Your copy of the material below should match it exactly, except that it holds no pictures.

● ● ● ●

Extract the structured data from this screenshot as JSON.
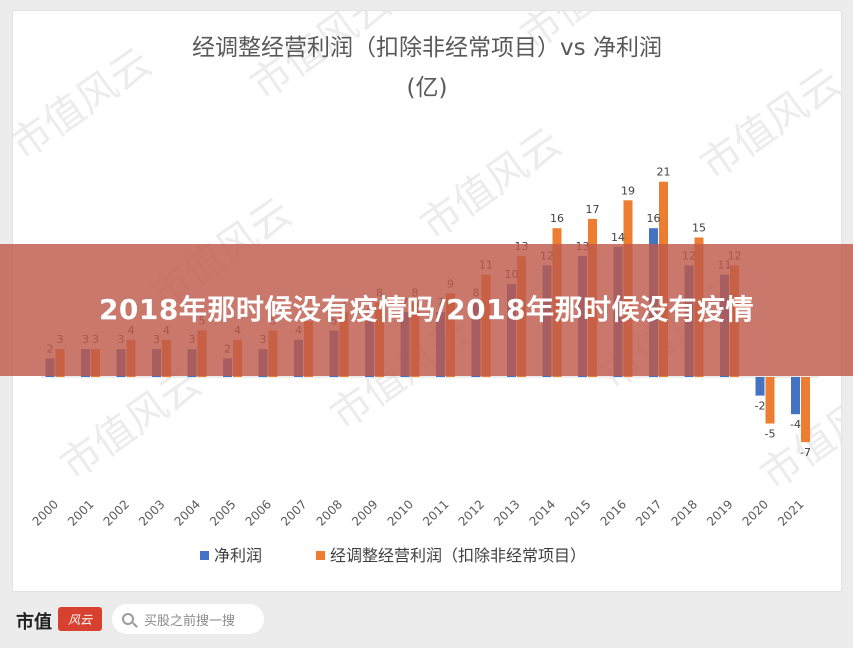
{
  "page": {
    "overlay_title": "2018年那时候没有疫情吗/2018年那时候没有疫情",
    "brand_name": "市值",
    "brand_mark": "风云",
    "search_placeholder": "买股之前搜一搜",
    "watermark": "市值风云"
  },
  "chart_data": {
    "type": "bar",
    "title": "经调整经营利润（扣除非经常项目）vs 净利润",
    "subtitle": "(亿)",
    "categories": [
      "2000",
      "2001",
      "2002",
      "2003",
      "2004",
      "2005",
      "2006",
      "2007",
      "2008",
      "2009",
      "2010",
      "2011",
      "2012",
      "2013",
      "2014",
      "2015",
      "2016",
      "2017",
      "2018",
      "2019",
      "2020",
      "2021"
    ],
    "series": [
      {
        "name": "净利润",
        "color": "#4472c4",
        "values": [
          2,
          3,
          3,
          3,
          3,
          2,
          3,
          4,
          5,
          6,
          7,
          7,
          8,
          10,
          12,
          13,
          14,
          16,
          12,
          11,
          -2,
          -4
        ]
      },
      {
        "name": "经调整经营利润（扣除非经常项目）",
        "color": "#ed7d31",
        "values": [
          3,
          3,
          4,
          4,
          5,
          4,
          5,
          6,
          7,
          8,
          8,
          9,
          11,
          13,
          16,
          17,
          19,
          21,
          15,
          12,
          -5,
          -7
        ]
      }
    ],
    "ylim": [
      -8,
      22
    ],
    "grid": false,
    "legend": "bottom",
    "data_labels": true
  }
}
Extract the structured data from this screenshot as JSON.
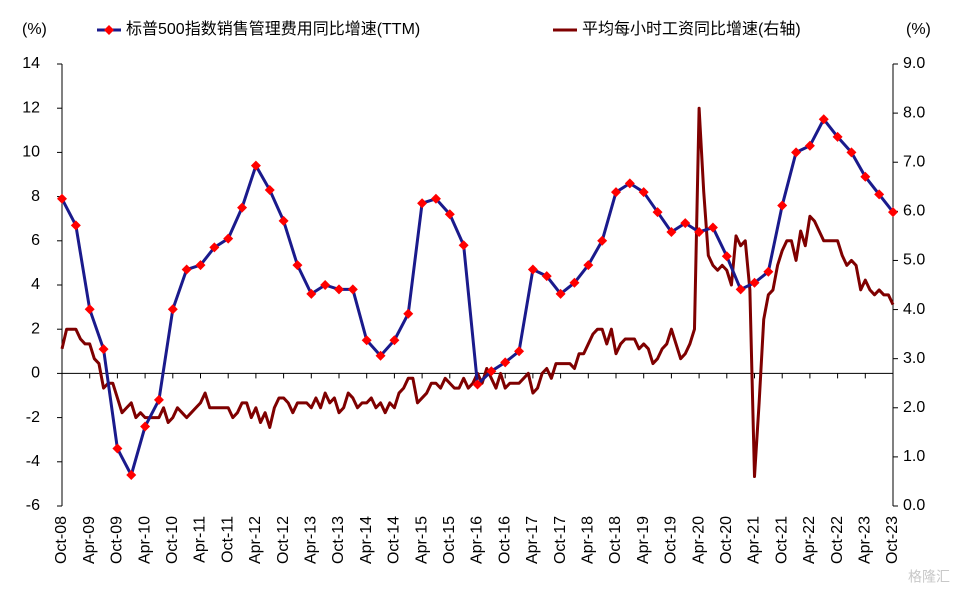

● ● ● ●

» Task result:
Extract the structured data from this screenshot as JSON.
{
  "page": {
    "overlay_title": "2018年那时候没有疫情吗/2018年那时候没有疫情",
    "brand_name": "市值",
    "brand_mark": "风云",
    "search_placeholder": "买股之前搜一搜",
    "watermark": "市值风云"
  },
  "chart_data": {
    "type": "bar",
    "title": "经调整经营利润（扣除非经常项目）vs 净利润",
    "subtitle": "(亿)",
    "categories": [
      "2000",
      "2001",
      "2002",
      "2003",
      "2004",
      "2005",
      "2006",
      "2007",
      "2008",
      "2009",
      "2010",
      "2011",
      "2012",
      "2013",
      "2014",
      "2015",
      "2016",
      "2017",
      "2018",
      "2019",
      "2020",
      "2021"
    ],
    "series": [
      {
        "name": "净利润",
        "color": "#4472c4",
        "values": [
          2,
          3,
          3,
          3,
          3,
          2,
          3,
          4,
          5,
          6,
          7,
          7,
          8,
          10,
          12,
          13,
          14,
          16,
          12,
          11,
          -2,
          -4
        ]
      },
      {
        "name": "经调整经营利润（扣除非经常项目）",
        "color": "#ed7d31",
        "values": [
          3,
          3,
          4,
          4,
          5,
          4,
          5,
          6,
          7,
          8,
          8,
          9,
          11,
          13,
          16,
          17,
          19,
          21,
          15,
          12,
          -5,
          -7
        ]
      }
    ],
    "ylim": [
      -8,
      22
    ],
    "grid": false,
    "legend": "bottom",
    "data_labels": true
  }
}
Extract the structured data from this screenshot as JSON.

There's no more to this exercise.